- [DATA]

— begin —

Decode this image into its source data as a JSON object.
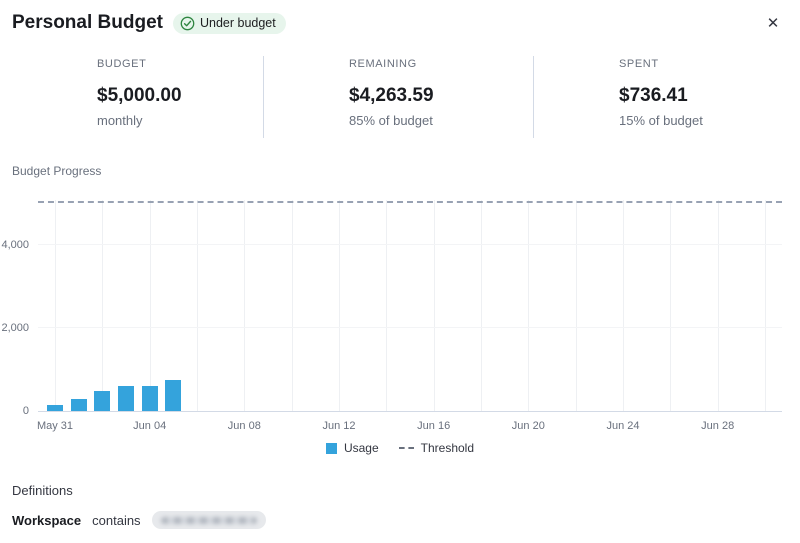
{
  "header": {
    "title": "Personal Budget",
    "status_badge": "Under budget",
    "close_label": "✕"
  },
  "stats": [
    {
      "label": "BUDGET",
      "value": "$5,000.00",
      "sub": "monthly"
    },
    {
      "label": "REMAINING",
      "value": "$4,263.59",
      "sub": "85% of budget"
    },
    {
      "label": "SPENT",
      "value": "$736.41",
      "sub": "15% of budget"
    }
  ],
  "chart_section": {
    "title": "Budget Progress"
  },
  "chart_data": {
    "type": "bar",
    "title": "Budget Progress",
    "series_name": "Usage",
    "cumulative": true,
    "x": [
      "May 31",
      "Jun 01",
      "Jun 02",
      "Jun 03",
      "Jun 04",
      "Jun 05"
    ],
    "values": [
      150,
      290,
      480,
      600,
      605,
      736.41
    ],
    "threshold": 5000,
    "x_domain": [
      "May 31",
      "Jun 30"
    ],
    "x_tick_labels": [
      "May 31",
      "Jun 04",
      "Jun 08",
      "Jun 12",
      "Jun 16",
      "Jun 20",
      "Jun 24",
      "Jun 28"
    ],
    "y_ticks": [
      0,
      2000,
      4000
    ],
    "y_tick_labels": [
      "0",
      "2,000",
      "4,000"
    ],
    "ylim": [
      0,
      5070
    ],
    "grid": true,
    "bar_color": "#34a3dc",
    "threshold_color": "#98a2b3",
    "legend": [
      {
        "label": "Usage"
      },
      {
        "label": "Threshold"
      }
    ],
    "legend_position": "bottom"
  },
  "definitions": {
    "title": "Definitions",
    "rows": [
      {
        "field": "Workspace",
        "operator": "contains",
        "value": "",
        "value_redacted": true
      }
    ]
  }
}
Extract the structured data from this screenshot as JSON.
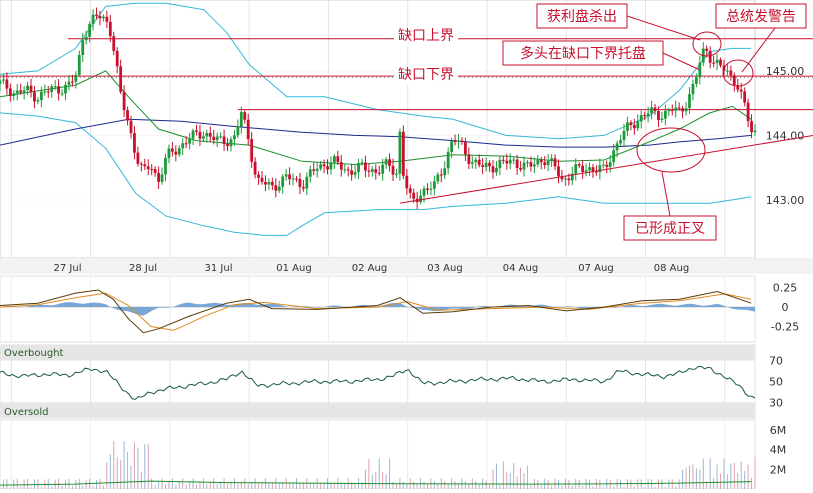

— end —

- [OBJECTIVE] The records shown above are to be repeated exactly, with the pictures left out.

- [SOLVED EXERCISE]
Decode this image into its source data as a JSON object.
{
  "header": {
    "title": "Personal Budget",
    "status_badge": "Under budget",
    "close_label": "✕"
  },
  "stats": [
    {
      "label": "BUDGET",
      "value": "$5,000.00",
      "sub": "monthly"
    },
    {
      "label": "REMAINING",
      "value": "$4,263.59",
      "sub": "85% of budget"
    },
    {
      "label": "SPENT",
      "value": "$736.41",
      "sub": "15% of budget"
    }
  ],
  "chart_section": {
    "title": "Budget Progress"
  },
  "chart_data": {
    "type": "bar",
    "title": "Budget Progress",
    "series_name": "Usage",
    "cumulative": true,
    "x": [
      "May 31",
      "Jun 01",
      "Jun 02",
      "Jun 03",
      "Jun 04",
      "Jun 05"
    ],
    "values": [
      150,
      290,
      480,
      600,
      605,
      736.41
    ],
    "threshold": 5000,
    "x_domain": [
      "May 31",
      "Jun 30"
    ],
    "x_tick_labels": [
      "May 31",
      "Jun 04",
      "Jun 08",
      "Jun 12",
      "Jun 16",
      "Jun 20",
      "Jun 24",
      "Jun 28"
    ],
    "y_ticks": [
      0,
      2000,
      4000
    ],
    "y_tick_labels": [
      "0",
      "2,000",
      "4,000"
    ],
    "ylim": [
      0,
      5070
    ],
    "grid": true,
    "bar_color": "#34a3dc",
    "threshold_color": "#98a2b3",
    "legend": [
      {
        "label": "Usage"
      },
      {
        "label": "Threshold"
      }
    ],
    "legend_position": "bottom"
  },
  "definitions": {
    "title": "Definitions",
    "rows": [
      {
        "field": "Workspace",
        "operator": "contains",
        "value": "",
        "value_redacted": true
      }
    ]
  }
}
Extract the structured data from this screenshot as JSON.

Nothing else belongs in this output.